» **Challenge**
Go through the listing below and list every line with "объектов".

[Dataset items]
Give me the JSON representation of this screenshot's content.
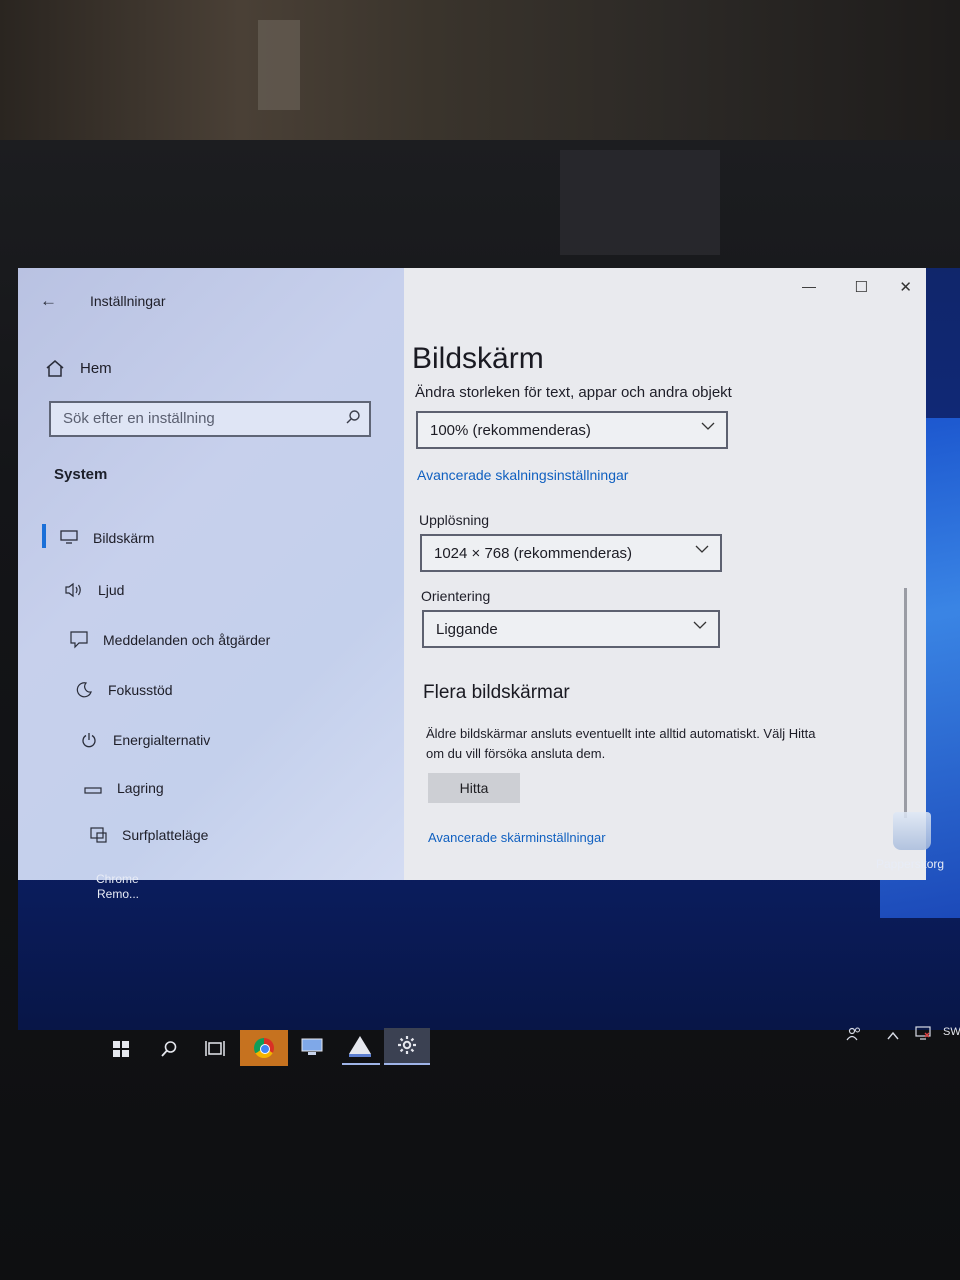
{
  "window": {
    "title": "Inställningar",
    "back_glyph": "←",
    "controls": {
      "minimize": "—",
      "maximize": "☐",
      "close": "✕"
    }
  },
  "sidebar": {
    "home_label": "Hem",
    "search_placeholder": "Sök efter en inställning",
    "section_title": "System",
    "items": [
      {
        "label": "Bildskärm",
        "icon": "monitor-icon",
        "glyph": "▭"
      },
      {
        "label": "Ljud",
        "icon": "speaker-icon",
        "glyph": "🔈"
      },
      {
        "label": "Meddelanden och åtgärder",
        "icon": "message-icon",
        "glyph": "🗨"
      },
      {
        "label": "Fokusstöd",
        "icon": "moon-icon",
        "glyph": "☽"
      },
      {
        "label": "Energialternativ",
        "icon": "power-icon",
        "glyph": "⏻"
      },
      {
        "label": "Lagring",
        "icon": "storage-icon",
        "glyph": "▭"
      },
      {
        "label": "Surfplatteläge",
        "icon": "tablet-icon",
        "glyph": "⧉"
      }
    ]
  },
  "main": {
    "page_title": "Bildskärm",
    "scale_label": "Ändra storleken för text, appar och andra objekt",
    "scale_value": "100% (rekommenderas)",
    "advanced_scaling_link": "Avancerade skalningsinställningar",
    "resolution_label": "Upplösning",
    "resolution_value": "1024 × 768 (rekommenderas)",
    "orientation_label": "Orientering",
    "orientation_value": "Liggande",
    "multi_heading": "Flera bildskärmar",
    "multi_text_1": "Äldre bildskärmar ansluts eventuellt inte alltid automatiskt. Välj Hitta",
    "multi_text_2": "om du vill försöka ansluta dem.",
    "find_button": "Hitta",
    "advanced_display_link": "Avancerade skärminställningar"
  },
  "desktop": {
    "shortcut_label_1": "Chrome",
    "shortcut_label_2": "Remo...",
    "recycle_label": "Papperskorg"
  },
  "taskbar": {
    "tray_lang": "SW"
  },
  "colors": {
    "accent": "#1060c0",
    "sidebar_bg": "#c7d0ec",
    "content_bg": "#e9eaee",
    "chrome_task": "#c6721f"
  }
}
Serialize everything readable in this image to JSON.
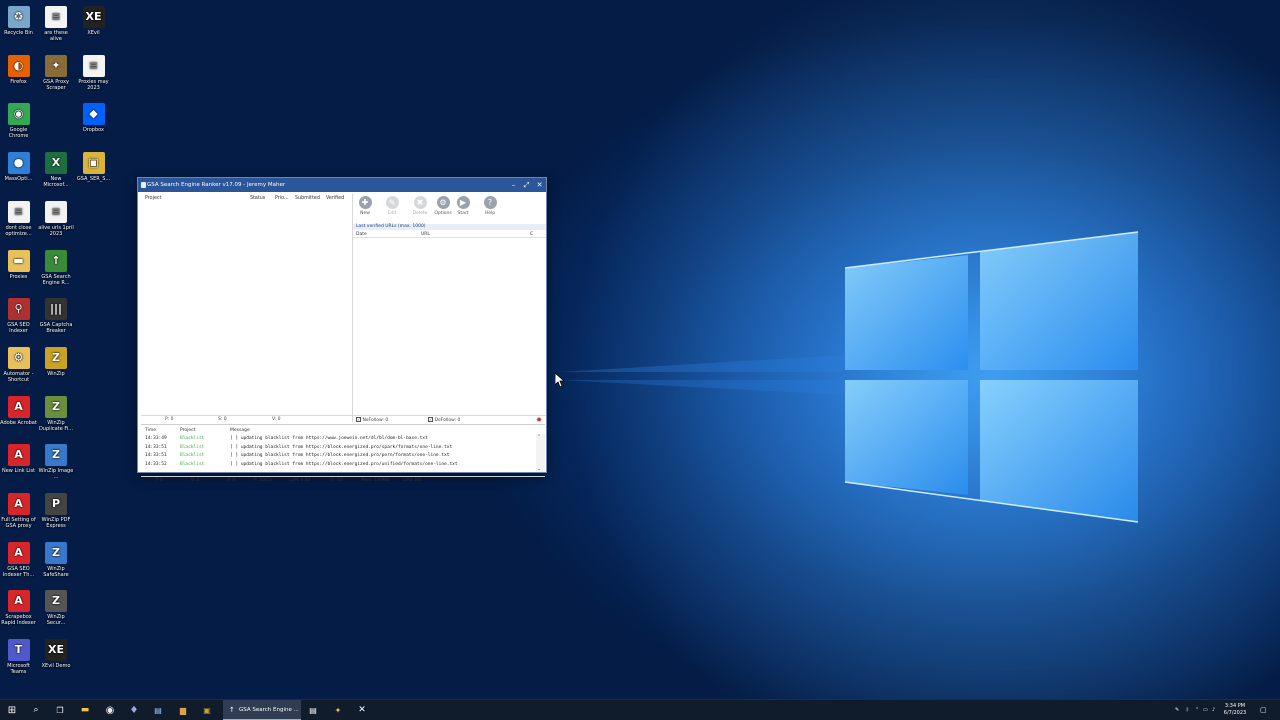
{
  "desktop": {
    "icons": [
      {
        "label": "Recycle Bin",
        "icon": "recycle-bin-icon",
        "color": "#7aa6c9"
      },
      {
        "label": "are these alive",
        "icon": "text-file-icon",
        "color": "#f3f3f3"
      },
      {
        "label": "XEvil",
        "icon": "xevil-icon",
        "color": "#222222"
      },
      {
        "label": "Firefox",
        "icon": "firefox-icon",
        "color": "#e66000"
      },
      {
        "label": "GSA Proxy Scraper",
        "icon": "gsa-proxy-scraper-icon",
        "color": "#8a6b3a"
      },
      {
        "label": "Proxies may 2023",
        "icon": "text-file-icon",
        "color": "#f3f3f3"
      },
      {
        "label": "Google Chrome",
        "icon": "chrome-icon",
        "color": "#34a853"
      },
      {
        "label": "Dropbox",
        "icon": "dropbox-icon",
        "color": "#0061ff"
      },
      {
        "label": "MassOpti...",
        "icon": "massoptimizer-icon",
        "color": "#2f7fd6"
      },
      {
        "label": "New Microsof...",
        "icon": "excel-icon",
        "color": "#1d6f42"
      },
      {
        "label": "GSA_SER_S...",
        "icon": "archive-icon",
        "color": "#d9b43c"
      },
      {
        "label": "dont close optimize...",
        "icon": "text-file-icon",
        "color": "#f3f3f3"
      },
      {
        "label": "alive urls 1pril 2023",
        "icon": "text-file-icon",
        "color": "#f3f3f3"
      },
      {
        "label": "Proxies",
        "icon": "folder-icon",
        "color": "#e8c15a"
      },
      {
        "label": "GSA Search Engine R...",
        "icon": "gsa-ser-icon",
        "color": "#3a8a3a"
      },
      {
        "label": "GSA SEO Indexer",
        "icon": "gsa-seo-indexer-icon",
        "color": "#b03030"
      },
      {
        "label": "GSA Captcha Breaker",
        "icon": "captcha-breaker-icon",
        "color": "#333333"
      },
      {
        "label": "Automator - Shortcut",
        "icon": "automator-icon",
        "color": "#e8c15a"
      },
      {
        "label": "WinZip",
        "icon": "winzip-icon",
        "color": "#c9a227"
      },
      {
        "label": "Adobe Acrobat",
        "icon": "acrobat-icon",
        "color": "#d7262b"
      },
      {
        "label": "WinZip Duplicate Fi...",
        "icon": "winzip-duplicate-icon",
        "color": "#6b8f3a"
      },
      {
        "label": "New Link List",
        "icon": "pdf-icon",
        "color": "#d7262b"
      },
      {
        "label": "WinZip Image ...",
        "icon": "winzip-image-icon",
        "color": "#3a78c9"
      },
      {
        "label": "Full Setting of GSA proxy",
        "icon": "pdf-icon",
        "color": "#d7262b"
      },
      {
        "label": "WinZip PDF Express",
        "icon": "winzip-pdf-icon",
        "color": "#444444"
      },
      {
        "label": "GSA SEO Indexer Th...",
        "icon": "pdf-icon",
        "color": "#d7262b"
      },
      {
        "label": "WinZip SafeShare",
        "icon": "winzip-safeshare-icon",
        "color": "#3a78c9"
      },
      {
        "label": "Scrapebox Rapid Indexer",
        "icon": "pdf-icon",
        "color": "#d7262b"
      },
      {
        "label": "WinZip Secur...",
        "icon": "winzip-secure-icon",
        "color": "#555555"
      },
      {
        "label": "Microsoft Teams",
        "icon": "teams-icon",
        "color": "#5059c9"
      },
      {
        "label": "XEvil Demo",
        "icon": "xevil-icon",
        "color": "#222222"
      }
    ]
  },
  "window": {
    "title": "GSA Search Engine Ranker v17.09 - Jeremy Maher",
    "minimize": "–",
    "maximize": "⤢",
    "close": "✕",
    "project_columns": [
      "Project",
      "Status",
      "Prio...",
      "Submitted",
      "Verified"
    ],
    "left_status": {
      "p": "P: 0",
      "s": "S: 0",
      "v": "V: 0"
    },
    "toolbar": [
      {
        "label": "New",
        "icon": "new-project-icon",
        "glyph": "✚",
        "enabled": true
      },
      {
        "label": "Edit",
        "icon": "edit-icon",
        "glyph": "✎",
        "enabled": false
      },
      {
        "label": "Delete",
        "icon": "delete-icon",
        "glyph": "✖",
        "enabled": false
      },
      {
        "label": "Options",
        "icon": "options-icon",
        "glyph": "⚙",
        "enabled": true
      },
      {
        "label": "Start",
        "icon": "start-icon",
        "glyph": "▶",
        "enabled": true
      },
      {
        "label": "Help",
        "icon": "help-icon",
        "glyph": "?",
        "enabled": true
      }
    ],
    "verified_header": "Last verified URLs (max. 1000)",
    "verified_columns": [
      "Date",
      "URL",
      "C"
    ],
    "nofollow": {
      "label": "NoFollow: 0",
      "checked": true
    },
    "dofollow": {
      "label": "DoFollow: 0",
      "checked": true
    },
    "log_columns": [
      "Time",
      "Project",
      "Message"
    ],
    "log_rows": [
      {
        "time": "14:33:49",
        "project": "Blacklist",
        "message": "[ ] updating blacklist from https://www.joewein.net/dl/bl/dom-bl-base.txt"
      },
      {
        "time": "14:33:51",
        "project": "Blacklist",
        "message": "[ ] updating blacklist from https://block.energized.pro/spark/formats/one-line.txt"
      },
      {
        "time": "14:33:51",
        "project": "Blacklist",
        "message": "[ ] updating blacklist from https://block.energized.pro/porn/formats/one-line.txt"
      },
      {
        "time": "14:33:52",
        "project": "Blacklist",
        "message": "[ ] updating blacklist from https://block.energized.pro/unified/formats/one-line.txt"
      }
    ],
    "bottom_status": [
      "T: 0",
      "S: 0",
      "V: 0",
      "P: 10|53",
      "LpM: 0.00",
      "C: 0|2",
      "Mem: 180MB",
      "CPU: 0%"
    ]
  },
  "taskbar": {
    "active_label": "GSA Search Engine ...",
    "clock_time": "3:34 PM",
    "clock_date": "6/7/2023"
  },
  "colors": {
    "accent": "#2b579a",
    "log_tag": "#3cb043",
    "taskbar": "#101b2c"
  }
}
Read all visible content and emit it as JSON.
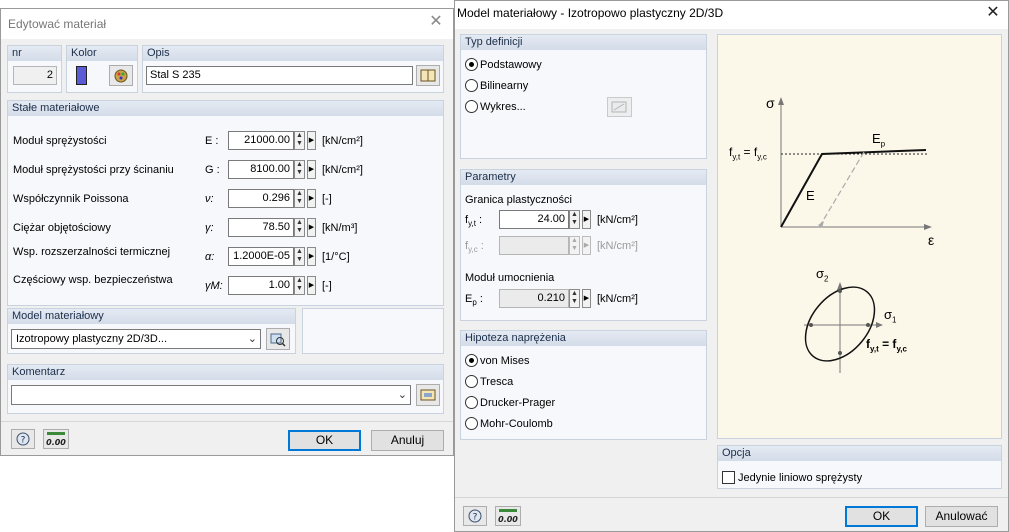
{
  "left_dialog": {
    "title": "Edytować materiał",
    "header": {
      "nr_label": "nr",
      "nr_value": "2",
      "color_label": "Kolor",
      "color_swatch": "#5b5bd6",
      "desc_label": "Opis",
      "desc_value": "Stal S 235"
    },
    "constants": {
      "title": "Stałe materiałowe",
      "rows": [
        {
          "label": "Moduł sprężystości",
          "symbol": "E :",
          "value": "21000.00",
          "unit": "[kN/cm²]"
        },
        {
          "label": "Moduł sprężystości przy ścinaniu",
          "symbol": "G :",
          "value": "8100.00",
          "unit": "[kN/cm²]"
        },
        {
          "label": "Współczynnik Poissona",
          "symbol": "ν:",
          "value": "0.296",
          "unit": "[-]"
        },
        {
          "label": "Ciężar objętościowy",
          "symbol": "γ:",
          "value": "78.50",
          "unit": "[kN/m³]"
        },
        {
          "label": "Wsp. rozszerzalności termicznej",
          "symbol": "α:",
          "value": "1.2000E-05",
          "unit": "[1/°C]"
        },
        {
          "label": "Częściowy wsp. bezpieczeństwa",
          "symbol": "γM:",
          "value": "1.00",
          "unit": "[-]"
        }
      ]
    },
    "model": {
      "title": "Model materiałowy",
      "selected": "Izotropowy plastyczny 2D/3D..."
    },
    "comment": {
      "title": "Komentarz",
      "value": ""
    },
    "buttons": {
      "ok": "OK",
      "cancel": "Anuluj"
    }
  },
  "right_dialog": {
    "title": "Model materiałowy - Izotropowo plastyczny 2D/3D",
    "definition": {
      "title": "Typ definicji",
      "options": [
        "Podstawowy",
        "Bilinearny",
        "Wykres..."
      ],
      "selected": "Podstawowy"
    },
    "params": {
      "title": "Parametry",
      "yield_title": "Granica plastyczności",
      "fyt_value": "24.00",
      "fyt_unit": "[kN/cm²]",
      "fyc_value": "",
      "fyc_unit": "[kN/cm²]",
      "hardening_title": "Moduł umocnienia",
      "ep_value": "0.210",
      "ep_unit": "[kN/cm²]"
    },
    "hypothesis": {
      "title": "Hipoteza naprężenia",
      "options": [
        "von Mises",
        "Tresca",
        "Drucker-Prager",
        "Mohr-Coulomb"
      ],
      "selected": "von Mises"
    },
    "option": {
      "title": "Opcja",
      "checkbox_label": "Jedynie liniowo sprężysty",
      "checked": false
    },
    "diagram": {
      "sigma": "σ",
      "epsilon": "ε",
      "fy_eq": "= f",
      "E": "E",
      "Ep": "E",
      "sigma1": "σ",
      "sigma2": "σ"
    },
    "buttons": {
      "ok": "OK",
      "cancel": "Anulować"
    }
  }
}
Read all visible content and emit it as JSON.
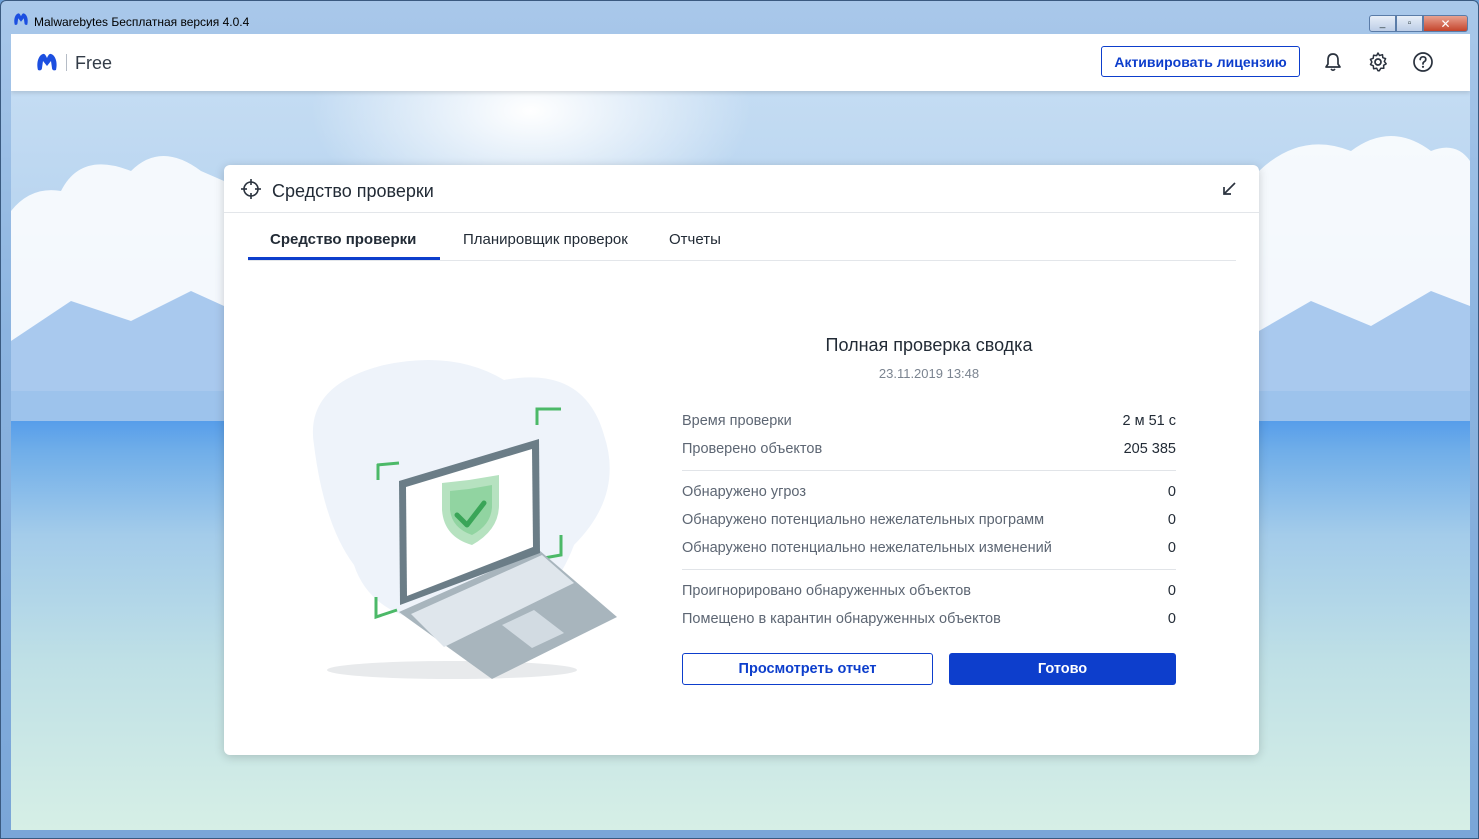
{
  "window": {
    "title": "Malwarebytes Бесплатная версия  4.0.4",
    "controls": [
      "_",
      "▫",
      "✕"
    ]
  },
  "header": {
    "edition": "Free",
    "activate_label": "Активировать лицензию",
    "icons": [
      "bell-icon",
      "gear-icon",
      "help-icon"
    ]
  },
  "card": {
    "title": "Средство проверки",
    "tabs": [
      "Средство проверки",
      "Планировщик проверок",
      "Отчеты"
    ],
    "summary": {
      "title": "Полная проверка сводка",
      "date": "23.11.2019 13:48",
      "group1": [
        {
          "label": "Время проверки",
          "value": "2 м 51 с"
        },
        {
          "label": "Проверено объектов",
          "value": "205 385"
        }
      ],
      "group2": [
        {
          "label": "Обнаружено угроз",
          "value": "0"
        },
        {
          "label": "Обнаружено потенциально нежелательных программ",
          "value": "0"
        },
        {
          "label": "Обнаружено потенциально нежелательных изменений",
          "value": "0"
        }
      ],
      "group3": [
        {
          "label": "Проигнорировано обнаруженных объектов",
          "value": "0"
        },
        {
          "label": "Помещено в карантин обнаруженных объектов",
          "value": "0"
        }
      ]
    },
    "buttons": {
      "report": "Просмотреть отчет",
      "done": "Готово"
    }
  },
  "colors": {
    "accent": "#0d3ecc",
    "shield_green": "#4cb968"
  }
}
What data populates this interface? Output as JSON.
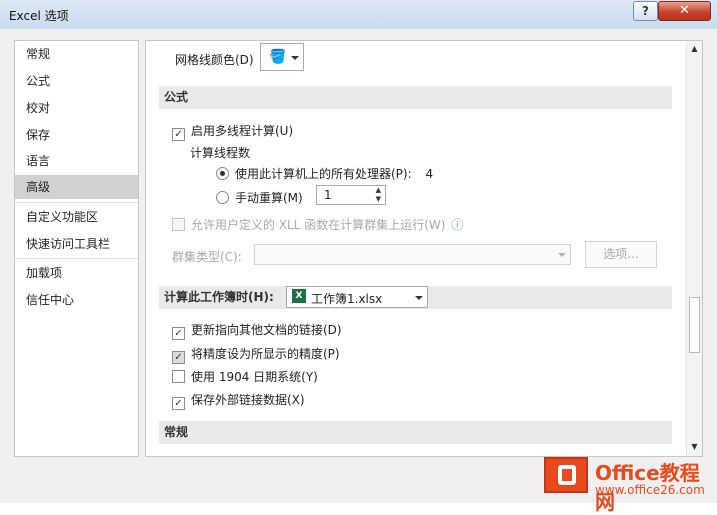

» **Response for this exercise**
          "label": "Проверено объектов",
          "label": "Проигнорировано обнаруженных объектов",
          "label": "Помещено в карантин обнаруженных объектов",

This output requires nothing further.